- _Data in this exercise_:
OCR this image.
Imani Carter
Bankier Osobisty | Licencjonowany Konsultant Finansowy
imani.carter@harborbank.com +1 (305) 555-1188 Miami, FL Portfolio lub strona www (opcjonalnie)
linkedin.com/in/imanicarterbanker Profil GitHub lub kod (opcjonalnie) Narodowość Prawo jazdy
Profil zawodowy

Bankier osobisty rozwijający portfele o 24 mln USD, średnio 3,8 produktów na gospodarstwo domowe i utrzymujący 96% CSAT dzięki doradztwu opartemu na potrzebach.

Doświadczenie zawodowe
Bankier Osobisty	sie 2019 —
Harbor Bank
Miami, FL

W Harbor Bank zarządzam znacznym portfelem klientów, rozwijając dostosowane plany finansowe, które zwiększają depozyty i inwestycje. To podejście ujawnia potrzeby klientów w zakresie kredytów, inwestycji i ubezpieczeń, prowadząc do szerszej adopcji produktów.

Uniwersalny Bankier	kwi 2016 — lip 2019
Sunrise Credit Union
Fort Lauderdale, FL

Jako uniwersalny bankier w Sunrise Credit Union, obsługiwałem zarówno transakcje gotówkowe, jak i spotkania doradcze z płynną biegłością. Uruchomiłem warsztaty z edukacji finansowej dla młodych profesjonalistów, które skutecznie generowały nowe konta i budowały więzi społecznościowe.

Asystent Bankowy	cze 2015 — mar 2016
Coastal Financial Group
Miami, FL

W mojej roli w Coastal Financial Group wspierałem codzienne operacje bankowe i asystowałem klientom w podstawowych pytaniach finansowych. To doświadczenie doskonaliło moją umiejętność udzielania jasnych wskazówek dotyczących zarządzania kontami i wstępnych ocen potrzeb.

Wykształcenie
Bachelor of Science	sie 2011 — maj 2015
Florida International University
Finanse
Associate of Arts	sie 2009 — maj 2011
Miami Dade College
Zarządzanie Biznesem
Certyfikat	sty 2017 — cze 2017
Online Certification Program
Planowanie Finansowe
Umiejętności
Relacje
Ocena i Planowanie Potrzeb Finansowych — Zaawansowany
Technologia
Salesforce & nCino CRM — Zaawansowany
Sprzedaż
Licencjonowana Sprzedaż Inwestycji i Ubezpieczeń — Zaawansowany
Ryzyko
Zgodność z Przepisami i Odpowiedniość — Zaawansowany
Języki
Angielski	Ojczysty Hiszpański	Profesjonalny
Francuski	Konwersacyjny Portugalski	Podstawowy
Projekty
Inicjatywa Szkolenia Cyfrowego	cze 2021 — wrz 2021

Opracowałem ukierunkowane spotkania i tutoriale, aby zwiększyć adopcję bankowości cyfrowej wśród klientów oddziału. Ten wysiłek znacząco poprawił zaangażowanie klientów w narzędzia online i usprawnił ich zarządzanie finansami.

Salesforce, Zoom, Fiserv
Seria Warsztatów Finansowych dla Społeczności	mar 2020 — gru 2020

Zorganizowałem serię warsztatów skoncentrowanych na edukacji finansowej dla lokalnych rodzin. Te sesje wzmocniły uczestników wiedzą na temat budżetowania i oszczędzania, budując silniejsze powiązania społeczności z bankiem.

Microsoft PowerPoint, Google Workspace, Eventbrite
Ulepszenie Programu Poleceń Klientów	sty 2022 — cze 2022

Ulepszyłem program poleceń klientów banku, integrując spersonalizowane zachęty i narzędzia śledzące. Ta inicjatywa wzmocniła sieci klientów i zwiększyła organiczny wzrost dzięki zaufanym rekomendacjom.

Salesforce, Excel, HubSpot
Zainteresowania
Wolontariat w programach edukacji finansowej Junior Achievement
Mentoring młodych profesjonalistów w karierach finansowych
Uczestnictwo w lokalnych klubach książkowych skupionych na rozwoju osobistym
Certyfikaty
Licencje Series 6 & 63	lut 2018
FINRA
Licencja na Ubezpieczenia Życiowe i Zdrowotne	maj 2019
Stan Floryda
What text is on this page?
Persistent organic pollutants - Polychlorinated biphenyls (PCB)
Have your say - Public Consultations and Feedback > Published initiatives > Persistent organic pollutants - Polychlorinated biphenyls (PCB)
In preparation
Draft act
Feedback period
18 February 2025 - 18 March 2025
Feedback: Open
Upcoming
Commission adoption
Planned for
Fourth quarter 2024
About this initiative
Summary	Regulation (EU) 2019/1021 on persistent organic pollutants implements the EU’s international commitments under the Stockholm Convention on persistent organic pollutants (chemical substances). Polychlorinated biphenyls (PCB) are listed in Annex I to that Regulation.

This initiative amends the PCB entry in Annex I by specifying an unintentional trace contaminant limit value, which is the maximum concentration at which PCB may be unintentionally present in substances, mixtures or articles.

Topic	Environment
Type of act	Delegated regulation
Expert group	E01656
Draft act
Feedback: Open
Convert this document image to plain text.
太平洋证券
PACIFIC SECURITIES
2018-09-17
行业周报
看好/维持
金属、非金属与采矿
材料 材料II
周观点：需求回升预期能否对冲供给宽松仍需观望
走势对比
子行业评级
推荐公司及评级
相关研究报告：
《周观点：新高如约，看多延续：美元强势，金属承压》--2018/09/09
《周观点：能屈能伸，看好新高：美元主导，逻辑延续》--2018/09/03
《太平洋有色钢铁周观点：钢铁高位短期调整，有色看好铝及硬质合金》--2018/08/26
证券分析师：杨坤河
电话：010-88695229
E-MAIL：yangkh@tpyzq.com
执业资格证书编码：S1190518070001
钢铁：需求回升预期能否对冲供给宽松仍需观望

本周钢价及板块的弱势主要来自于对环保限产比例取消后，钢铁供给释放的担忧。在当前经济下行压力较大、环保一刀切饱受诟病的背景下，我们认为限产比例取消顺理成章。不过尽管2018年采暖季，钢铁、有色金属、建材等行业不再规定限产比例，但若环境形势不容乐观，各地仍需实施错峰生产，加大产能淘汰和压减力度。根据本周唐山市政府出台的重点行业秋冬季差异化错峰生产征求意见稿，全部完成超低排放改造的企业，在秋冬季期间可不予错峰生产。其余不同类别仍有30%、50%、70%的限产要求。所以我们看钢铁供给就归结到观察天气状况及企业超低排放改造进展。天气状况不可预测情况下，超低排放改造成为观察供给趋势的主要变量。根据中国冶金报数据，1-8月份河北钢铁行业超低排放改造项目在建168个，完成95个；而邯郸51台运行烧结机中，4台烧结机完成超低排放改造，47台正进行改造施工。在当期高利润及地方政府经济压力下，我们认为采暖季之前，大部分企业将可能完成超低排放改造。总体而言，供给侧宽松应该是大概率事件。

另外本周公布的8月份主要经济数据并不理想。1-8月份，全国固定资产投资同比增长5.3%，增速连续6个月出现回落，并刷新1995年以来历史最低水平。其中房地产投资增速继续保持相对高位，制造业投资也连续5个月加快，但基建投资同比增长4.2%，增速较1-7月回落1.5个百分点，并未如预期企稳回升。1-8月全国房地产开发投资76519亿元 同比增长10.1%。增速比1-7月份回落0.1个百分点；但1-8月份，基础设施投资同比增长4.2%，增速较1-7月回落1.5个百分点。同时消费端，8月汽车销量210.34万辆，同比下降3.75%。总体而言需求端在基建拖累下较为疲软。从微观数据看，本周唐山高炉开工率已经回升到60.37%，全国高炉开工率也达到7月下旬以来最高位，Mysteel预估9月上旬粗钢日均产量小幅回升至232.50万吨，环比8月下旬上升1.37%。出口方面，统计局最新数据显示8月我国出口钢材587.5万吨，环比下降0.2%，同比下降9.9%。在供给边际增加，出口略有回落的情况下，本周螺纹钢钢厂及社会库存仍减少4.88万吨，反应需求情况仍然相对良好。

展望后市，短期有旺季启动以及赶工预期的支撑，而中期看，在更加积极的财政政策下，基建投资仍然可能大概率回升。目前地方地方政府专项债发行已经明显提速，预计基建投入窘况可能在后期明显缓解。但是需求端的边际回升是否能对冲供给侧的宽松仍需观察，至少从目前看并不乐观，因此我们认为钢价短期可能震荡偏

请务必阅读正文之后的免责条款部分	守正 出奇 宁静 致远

- _Objective_:
Collect, from the material above, every line containing the word "narzędzia".

- _Task output_:
Opracowałem ukierunkowane spotkania i tutoriale, aby zwiększyć adopcję bankowości cyfrowej wśród klientów oddziału. Ten wysiłek znacząco poprawił zaangażowanie klientów w narzędzia online i usprawnił ich zarządzanie finansami.
Ulepszyłem program poleceń klientów banku, integrując spersonalizowane zachęty i narzędzia śledzące. Ta inicjatywa wzmocniła sieci klientów i zwiększyła organiczny wzrost dzięki zaufanym rekomendacjom.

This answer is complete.